Repeat every line below exactly as it reads.

▶ Data excerpts

○ ○ ○ ○ ○

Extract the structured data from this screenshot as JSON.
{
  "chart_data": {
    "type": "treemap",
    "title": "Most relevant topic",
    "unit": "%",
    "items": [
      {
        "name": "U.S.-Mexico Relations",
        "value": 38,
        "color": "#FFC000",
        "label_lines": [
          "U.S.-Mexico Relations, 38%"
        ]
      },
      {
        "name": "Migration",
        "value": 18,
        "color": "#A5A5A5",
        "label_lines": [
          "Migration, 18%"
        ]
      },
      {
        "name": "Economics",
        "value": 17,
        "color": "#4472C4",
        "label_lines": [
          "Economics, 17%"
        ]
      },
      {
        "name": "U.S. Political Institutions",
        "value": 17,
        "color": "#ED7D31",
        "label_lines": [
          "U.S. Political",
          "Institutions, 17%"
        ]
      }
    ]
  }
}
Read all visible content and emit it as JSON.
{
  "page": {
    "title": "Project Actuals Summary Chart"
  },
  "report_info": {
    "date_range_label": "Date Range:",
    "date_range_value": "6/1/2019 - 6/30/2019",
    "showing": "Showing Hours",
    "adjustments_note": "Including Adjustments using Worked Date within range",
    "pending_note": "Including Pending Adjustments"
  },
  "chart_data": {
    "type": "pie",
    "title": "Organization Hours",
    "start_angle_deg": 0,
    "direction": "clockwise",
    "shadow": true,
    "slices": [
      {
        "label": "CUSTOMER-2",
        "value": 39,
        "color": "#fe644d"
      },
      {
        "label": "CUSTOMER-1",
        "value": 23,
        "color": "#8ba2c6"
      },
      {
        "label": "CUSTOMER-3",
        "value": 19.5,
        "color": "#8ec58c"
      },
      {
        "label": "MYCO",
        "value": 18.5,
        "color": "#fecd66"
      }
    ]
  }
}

○ ○ ○ ○ ○

▶ Full solution
Extract the structured data from this screenshot as JSON.
{
  "chart_data": {
    "type": "treemap",
    "title": "Most relevant topic",
    "unit": "%",
    "items": [
      {
        "name": "U.S.-Mexico Relations",
        "value": 38,
        "color": "#FFC000",
        "label_lines": [
          "U.S.-Mexico Relations, 38%"
        ]
      },
      {
        "name": "Migration",
        "value": 18,
        "color": "#A5A5A5",
        "label_lines": [
          "Migration, 18%"
        ]
      },
      {
        "name": "Economics",
        "value": 17,
        "color": "#4472C4",
        "label_lines": [
          "Economics, 17%"
        ]
      },
      {
        "name": "U.S. Political Institutions",
        "value": 17,
        "color": "#ED7D31",
        "label_lines": [
          "U.S. Political",
          "Institutions, 17%"
        ]
      }
    ]
  }
}
Read all visible content and emit it as JSON.
{
  "page": {
    "title": "Project Actuals Summary Chart"
  },
  "report_info": {
    "date_range_label": "Date Range:",
    "date_range_value": "6/1/2019 - 6/30/2019",
    "showing": "Showing Hours",
    "adjustments_note": "Including Adjustments using Worked Date within range",
    "pending_note": "Including Pending Adjustments"
  },
  "chart_data": {
    "type": "pie",
    "title": "Organization Hours",
    "start_angle_deg": 0,
    "direction": "clockwise",
    "shadow": true,
    "slices": [
      {
        "label": "CUSTOMER-2",
        "value": 39,
        "color": "#fe644d"
      },
      {
        "label": "CUSTOMER-1",
        "value": 23,
        "color": "#8ba2c6"
      },
      {
        "label": "CUSTOMER-3",
        "value": 19.5,
        "color": "#8ec58c"
      },
      {
        "label": "MYCO",
        "value": 18.5,
        "color": "#fecd66"
      }
    ]
  }
}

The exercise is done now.